### Source passage
>Any recommendations?
Yes. Lots. Honestly I'd recommend just ditching this and going with OSSU as someone else recommended or sticking with TeachYourselfCS and only making the following changes
- Start with high school math in parallel to CS50 or a different step 0 item
- Learn Single Variable Calculus alongside 61A. Note that you have many overlapping resources there. I would probably actually go with Khan Academy's AP Calculus AB material followed by UPenn's five part Calculus series on Coursera (finish Calculus AB before the next step, but you can do UPenn's course alongside the next two steps)
- Do Hug's 61B at https://datastructur.es
- Follow TeachYourselfCS from Computer Architecture and on, switching the order of Math for CS and Algorithms and Data Structures (since you'll have already done 61B and will be taking SBU's Algorithms course)
This way you'd get high school math done before starting 61A, you'd get in a sort of CS0 course before 61A since it seems like you're nervous about that, you'd learn C early on, which will prepare you for Computer Systems, you'd have 61B in there to give you more programming experience and learn the data structures material that would be learned on the job, learned on one's own, or learned in SBU's prerequisite course to algos, and most importantly, you'd have a minimal amount of overlap along with a maximum amount of coverage.
To go through what you have though:
Step 0 is too much intro stuff. You're doing self-paced. You don't have the problem of learning on campus where things get overwhelming because you're not learning fast enough to keep up. You will learn at the pace that you'll learn. So you don't need that many intro courses. At the very least ditch one of automate the boring stuff, cs50, and 6.00.
Step 1 and 4 I don't know enough about those materials to comment specifically, but they definitely feel like too much
Step 3 has a couple problems. First, if you need to relearn high school math, you need to get started on that right away alongside your first programming course, not push it off until past even Computer Systems and Architecture. Second, AP Calculus BC, Essence of Calculus, and MIT Calculus all cover the same material basically. Essence of Calculus is great as a supplement to other Calculus materials, but there's no reason to do both Khan Academy and MIT. Third, I'm pretty sure UC San Diego and MIT are teaching pretty similar material. I'd go with MIT for the higher amount of coverage since you're willing to do Calculus first so you don't need that lower prerequisite and you're not planning on doing UC San Diego's follow-up algorithms course anyway. Fourth, Linear Algebra you should probably learn but is optional, the rest only learn if you feel like it.
And that's all the comments I have because I'm not familiar enough with the other material to make comments. Well, I suppose I'd recommend checking out Introduction to Calculus and seeing if you can pass the quizzes without watching the lectures or if it feels familiar in which case you can skip high school math and just start with that course watching lectures as needed and moving on to Calculus II or UPenn's Calculus series afterwards rather than relearning all of high school math before taking a Calculus course. Now that's it.

### Aim of the exercise
Revise the study-plan advice starting at "- Do Hug's 61B" and ending at "SBU's Algorithms course)", changing "Computer Architecture" to "Computer Organization". The material that follows has no connection to the text above.

### Excerpted data
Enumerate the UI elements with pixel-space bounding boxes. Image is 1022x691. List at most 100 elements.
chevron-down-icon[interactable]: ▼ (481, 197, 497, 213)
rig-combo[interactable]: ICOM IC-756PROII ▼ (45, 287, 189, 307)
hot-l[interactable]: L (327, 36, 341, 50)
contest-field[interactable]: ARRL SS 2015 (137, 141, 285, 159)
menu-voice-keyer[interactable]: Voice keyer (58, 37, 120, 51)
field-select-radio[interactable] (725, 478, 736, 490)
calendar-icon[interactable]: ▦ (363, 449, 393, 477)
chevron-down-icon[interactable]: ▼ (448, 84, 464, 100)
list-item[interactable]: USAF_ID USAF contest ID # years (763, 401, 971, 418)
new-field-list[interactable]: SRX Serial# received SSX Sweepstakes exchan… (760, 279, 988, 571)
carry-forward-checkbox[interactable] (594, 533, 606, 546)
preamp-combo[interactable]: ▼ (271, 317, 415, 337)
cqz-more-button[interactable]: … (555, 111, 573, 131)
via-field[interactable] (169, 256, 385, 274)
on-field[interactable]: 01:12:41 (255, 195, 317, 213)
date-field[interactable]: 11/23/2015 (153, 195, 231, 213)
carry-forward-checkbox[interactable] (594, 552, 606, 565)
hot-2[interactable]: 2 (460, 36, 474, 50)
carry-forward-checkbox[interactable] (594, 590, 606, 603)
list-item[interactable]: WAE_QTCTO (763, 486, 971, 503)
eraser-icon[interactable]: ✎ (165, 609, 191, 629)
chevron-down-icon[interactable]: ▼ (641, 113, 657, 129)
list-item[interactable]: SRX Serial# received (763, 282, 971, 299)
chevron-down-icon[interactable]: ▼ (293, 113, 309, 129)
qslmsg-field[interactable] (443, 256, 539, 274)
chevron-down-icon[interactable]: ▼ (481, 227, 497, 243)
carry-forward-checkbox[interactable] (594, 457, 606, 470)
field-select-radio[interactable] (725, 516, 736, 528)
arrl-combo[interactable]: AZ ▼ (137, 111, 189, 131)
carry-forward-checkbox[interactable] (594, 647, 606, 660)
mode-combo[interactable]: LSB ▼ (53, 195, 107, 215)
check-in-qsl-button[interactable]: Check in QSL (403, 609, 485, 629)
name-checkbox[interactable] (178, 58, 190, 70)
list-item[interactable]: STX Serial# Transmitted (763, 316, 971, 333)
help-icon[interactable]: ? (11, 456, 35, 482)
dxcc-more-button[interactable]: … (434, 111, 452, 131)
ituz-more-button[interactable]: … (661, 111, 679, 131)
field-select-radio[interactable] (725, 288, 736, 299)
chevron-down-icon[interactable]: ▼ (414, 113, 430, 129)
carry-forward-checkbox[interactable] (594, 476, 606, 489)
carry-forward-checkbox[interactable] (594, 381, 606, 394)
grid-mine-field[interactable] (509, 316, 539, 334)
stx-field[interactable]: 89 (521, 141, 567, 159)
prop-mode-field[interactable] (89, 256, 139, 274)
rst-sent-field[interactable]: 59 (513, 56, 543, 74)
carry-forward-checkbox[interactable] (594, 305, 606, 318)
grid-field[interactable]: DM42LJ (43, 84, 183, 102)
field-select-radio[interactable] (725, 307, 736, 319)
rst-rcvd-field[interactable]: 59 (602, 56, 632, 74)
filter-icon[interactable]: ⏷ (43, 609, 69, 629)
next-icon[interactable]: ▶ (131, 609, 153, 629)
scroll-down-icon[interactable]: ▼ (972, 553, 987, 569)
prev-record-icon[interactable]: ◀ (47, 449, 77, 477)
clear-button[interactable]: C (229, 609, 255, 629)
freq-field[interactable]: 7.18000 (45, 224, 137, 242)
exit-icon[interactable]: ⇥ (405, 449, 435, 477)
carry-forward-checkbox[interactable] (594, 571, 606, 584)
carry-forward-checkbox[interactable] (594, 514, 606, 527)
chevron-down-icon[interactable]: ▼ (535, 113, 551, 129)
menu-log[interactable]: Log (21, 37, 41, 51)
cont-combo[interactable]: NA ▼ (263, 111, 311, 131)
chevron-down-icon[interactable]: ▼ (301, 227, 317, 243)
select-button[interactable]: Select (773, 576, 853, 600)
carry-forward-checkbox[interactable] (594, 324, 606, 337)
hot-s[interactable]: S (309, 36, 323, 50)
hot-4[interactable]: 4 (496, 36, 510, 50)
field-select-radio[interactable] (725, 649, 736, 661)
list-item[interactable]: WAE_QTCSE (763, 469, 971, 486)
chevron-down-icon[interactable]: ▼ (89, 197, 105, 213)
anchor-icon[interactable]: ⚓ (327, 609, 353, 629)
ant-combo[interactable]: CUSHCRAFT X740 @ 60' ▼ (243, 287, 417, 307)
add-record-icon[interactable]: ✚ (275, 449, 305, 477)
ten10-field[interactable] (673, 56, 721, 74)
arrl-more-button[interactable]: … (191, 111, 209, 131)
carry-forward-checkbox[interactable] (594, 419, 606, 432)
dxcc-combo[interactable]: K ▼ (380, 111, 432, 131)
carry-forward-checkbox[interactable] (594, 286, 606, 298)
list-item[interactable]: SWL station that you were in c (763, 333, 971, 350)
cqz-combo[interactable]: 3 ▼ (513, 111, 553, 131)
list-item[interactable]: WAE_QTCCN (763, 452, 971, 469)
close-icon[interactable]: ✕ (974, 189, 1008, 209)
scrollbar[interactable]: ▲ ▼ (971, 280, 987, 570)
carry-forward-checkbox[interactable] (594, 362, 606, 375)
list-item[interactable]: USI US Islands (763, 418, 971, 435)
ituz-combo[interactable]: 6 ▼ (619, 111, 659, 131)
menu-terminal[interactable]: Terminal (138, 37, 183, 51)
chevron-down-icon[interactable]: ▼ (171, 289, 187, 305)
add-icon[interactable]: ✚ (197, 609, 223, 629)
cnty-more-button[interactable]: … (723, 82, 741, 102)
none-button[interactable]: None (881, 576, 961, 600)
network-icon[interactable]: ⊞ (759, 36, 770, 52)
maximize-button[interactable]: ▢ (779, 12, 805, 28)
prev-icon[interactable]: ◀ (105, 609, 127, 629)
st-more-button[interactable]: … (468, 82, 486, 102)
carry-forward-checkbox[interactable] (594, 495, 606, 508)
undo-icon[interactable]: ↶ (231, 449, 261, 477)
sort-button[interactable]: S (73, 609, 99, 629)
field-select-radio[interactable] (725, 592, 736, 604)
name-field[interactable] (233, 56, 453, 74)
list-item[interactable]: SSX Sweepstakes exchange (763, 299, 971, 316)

### Response to the task
- Do Hug's 61B at https://datastructur.es
- Follow TeachYourselfCS from Computer Organization and on, switching the order of Math for CS and Algorithms and Data Structures (since you'll have already done 61B and will be taking SBU's Algorithms course)